» **Task to carry out**: Print out the material that follows word for word.

» **Provided entries**:
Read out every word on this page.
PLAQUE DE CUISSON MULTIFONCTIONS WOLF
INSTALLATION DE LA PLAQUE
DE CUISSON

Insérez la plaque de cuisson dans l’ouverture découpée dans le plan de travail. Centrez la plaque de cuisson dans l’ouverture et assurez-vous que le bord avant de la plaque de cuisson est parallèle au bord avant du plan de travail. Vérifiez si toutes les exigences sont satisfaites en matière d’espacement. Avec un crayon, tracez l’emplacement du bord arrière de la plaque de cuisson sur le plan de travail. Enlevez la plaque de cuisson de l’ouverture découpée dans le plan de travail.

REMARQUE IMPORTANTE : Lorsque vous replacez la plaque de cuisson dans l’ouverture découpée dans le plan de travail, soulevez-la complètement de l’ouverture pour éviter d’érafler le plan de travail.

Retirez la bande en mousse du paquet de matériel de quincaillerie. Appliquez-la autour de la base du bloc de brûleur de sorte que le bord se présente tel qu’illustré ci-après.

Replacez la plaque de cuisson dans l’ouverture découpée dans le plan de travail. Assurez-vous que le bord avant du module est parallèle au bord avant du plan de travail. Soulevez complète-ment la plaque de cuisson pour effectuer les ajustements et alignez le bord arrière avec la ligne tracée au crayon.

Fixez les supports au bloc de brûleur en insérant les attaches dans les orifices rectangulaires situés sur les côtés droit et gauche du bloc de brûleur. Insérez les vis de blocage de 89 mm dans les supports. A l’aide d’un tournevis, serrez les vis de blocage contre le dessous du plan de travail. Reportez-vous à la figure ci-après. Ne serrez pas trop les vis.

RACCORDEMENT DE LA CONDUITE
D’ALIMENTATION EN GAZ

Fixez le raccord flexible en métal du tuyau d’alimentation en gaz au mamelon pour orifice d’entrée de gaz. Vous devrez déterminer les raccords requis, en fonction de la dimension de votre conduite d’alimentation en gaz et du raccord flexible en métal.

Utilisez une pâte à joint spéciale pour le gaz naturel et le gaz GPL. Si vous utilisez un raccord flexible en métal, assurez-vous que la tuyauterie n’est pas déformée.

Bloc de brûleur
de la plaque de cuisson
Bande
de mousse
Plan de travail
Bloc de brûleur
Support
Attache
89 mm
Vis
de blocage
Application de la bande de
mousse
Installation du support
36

» **Response**:
Read out every word on this page.
PLAQUE DE CUISSON MULTIFONCTIONS WOLF
INSTALLATION DE LA PLAQUE
DE CUISSON

Insérez la plaque de cuisson dans l’ouverture découpée dans le plan de travail. Centrez la plaque de cuisson dans l’ouverture et assurez-vous que le bord avant de la plaque de cuisson est parallèle au bord avant du plan de travail. Vérifiez si toutes les exigences sont satisfaites en matière d’espacement. Avec un crayon, tracez l’emplacement du bord arrière de la plaque de cuisson sur le plan de travail. Enlevez la plaque de cuisson de l’ouverture découpée dans le plan de travail.

REMARQUE IMPORTANTE : Lorsque vous replacez la plaque de cuisson dans l’ouverture découpée dans le plan de travail, soulevez-la complètement de l’ouverture pour éviter d’érafler le plan de travail.

Retirez la bande en mousse du paquet de matériel de quincaillerie. Appliquez-la autour de la base du bloc de brûleur de sorte que le bord se présente tel qu’illustré ci-après.

Replacez la plaque de cuisson dans l’ouverture découpée dans le plan de travail. Assurez-vous que le bord avant du module est parallèle au bord avant du plan de travail. Soulevez complète-ment la plaque de cuisson pour effectuer les ajustements et alignez le bord arrière avec la ligne tracée au crayon.

Fixez les supports au bloc de brûleur en insérant les attaches dans les orifices rectangulaires situés sur les côtés droit et gauche du bloc de brûleur. Insérez les vis de blocage de 89 mm dans les supports. A l’aide d’un tournevis, serrez les vis de blocage contre le dessous du plan de travail. Reportez-vous à la figure ci-après. Ne serrez pas trop les vis.

RACCORDEMENT DE LA CONDUITE
D’ALIMENTATION EN GAZ

Fixez le raccord flexible en métal du tuyau d’alimentation en gaz au mamelon pour orifice d’entrée de gaz. Vous devrez déterminer les raccords requis, en fonction de la dimension de votre conduite d’alimentation en gaz et du raccord flexible en métal.

Utilisez une pâte à joint spéciale pour le gaz naturel et le gaz GPL. Si vous utilisez un raccord flexible en métal, assurez-vous que la tuyauterie n’est pas déformée.

Bloc de brûleur
de la plaque de cuisson
Bande
de mousse
Plan de travail
Bloc de brûleur
Support
Attache
89 mm
Vis
de blocage
Application de la bande de
mousse
Installation du support
36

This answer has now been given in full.